(Data entries)

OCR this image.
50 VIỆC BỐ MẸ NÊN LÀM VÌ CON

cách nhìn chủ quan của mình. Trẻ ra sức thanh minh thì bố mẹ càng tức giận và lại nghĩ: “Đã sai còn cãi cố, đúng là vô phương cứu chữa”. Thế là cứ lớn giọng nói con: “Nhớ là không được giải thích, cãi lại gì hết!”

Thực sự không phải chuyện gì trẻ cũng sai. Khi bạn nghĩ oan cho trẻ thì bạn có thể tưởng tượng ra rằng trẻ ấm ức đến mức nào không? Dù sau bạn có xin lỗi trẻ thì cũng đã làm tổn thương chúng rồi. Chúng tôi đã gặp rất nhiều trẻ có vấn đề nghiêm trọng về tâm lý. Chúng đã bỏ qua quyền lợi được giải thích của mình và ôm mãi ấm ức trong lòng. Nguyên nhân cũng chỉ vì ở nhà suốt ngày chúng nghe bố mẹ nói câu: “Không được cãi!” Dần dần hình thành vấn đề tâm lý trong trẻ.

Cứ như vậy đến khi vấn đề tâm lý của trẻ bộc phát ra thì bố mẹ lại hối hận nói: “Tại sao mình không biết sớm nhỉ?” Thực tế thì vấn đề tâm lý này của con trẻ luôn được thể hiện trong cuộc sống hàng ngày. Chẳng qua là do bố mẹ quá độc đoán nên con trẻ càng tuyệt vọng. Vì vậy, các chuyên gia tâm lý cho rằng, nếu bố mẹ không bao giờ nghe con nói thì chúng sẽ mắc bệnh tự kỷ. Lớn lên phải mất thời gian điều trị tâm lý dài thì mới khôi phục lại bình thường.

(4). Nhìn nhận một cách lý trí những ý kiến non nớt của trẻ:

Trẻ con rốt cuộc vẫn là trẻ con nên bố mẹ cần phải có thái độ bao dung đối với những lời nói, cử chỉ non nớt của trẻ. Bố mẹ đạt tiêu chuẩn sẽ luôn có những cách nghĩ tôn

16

# [Work to complete]
Write out each line of the data above again, exactly as given.

# [Solution to the problem]
OCR this image.
50 VIỆC BỐ MẸ NÊN LÀM VÌ CON

cách nhìn chủ quan của mình. Trẻ ra sức thanh minh thì bố mẹ càng tức giận và lại nghĩ: “Đã sai còn cãi cố, đúng là vô phương cứu chữa”. Thế là cứ lớn giọng nói con: “Nhớ là không được giải thích, cãi lại gì hết!”

Thực sự không phải chuyện gì trẻ cũng sai. Khi bạn nghĩ oan cho trẻ thì bạn có thể tưởng tượng ra rằng trẻ ấm ức đến mức nào không? Dù sau bạn có xin lỗi trẻ thì cũng đã làm tổn thương chúng rồi. Chúng tôi đã gặp rất nhiều trẻ có vấn đề nghiêm trọng về tâm lý. Chúng đã bỏ qua quyền lợi được giải thích của mình và ôm mãi ấm ức trong lòng. Nguyên nhân cũng chỉ vì ở nhà suốt ngày chúng nghe bố mẹ nói câu: “Không được cãi!” Dần dần hình thành vấn đề tâm lý trong trẻ.

Cứ như vậy đến khi vấn đề tâm lý của trẻ bộc phát ra thì bố mẹ lại hối hận nói: “Tại sao mình không biết sớm nhỉ?” Thực tế thì vấn đề tâm lý này của con trẻ luôn được thể hiện trong cuộc sống hàng ngày. Chẳng qua là do bố mẹ quá độc đoán nên con trẻ càng tuyệt vọng. Vì vậy, các chuyên gia tâm lý cho rằng, nếu bố mẹ không bao giờ nghe con nói thì chúng sẽ mắc bệnh tự kỷ. Lớn lên phải mất thời gian điều trị tâm lý dài thì mới khôi phục lại bình thường.

(4). Nhìn nhận một cách lý trí những ý kiến non nớt của trẻ:

Trẻ con rốt cuộc vẫn là trẻ con nên bố mẹ cần phải có thái độ bao dung đối với những lời nói, cử chỉ non nớt của trẻ. Bố mẹ đạt tiêu chuẩn sẽ luôn có những cách nghĩ tôn

16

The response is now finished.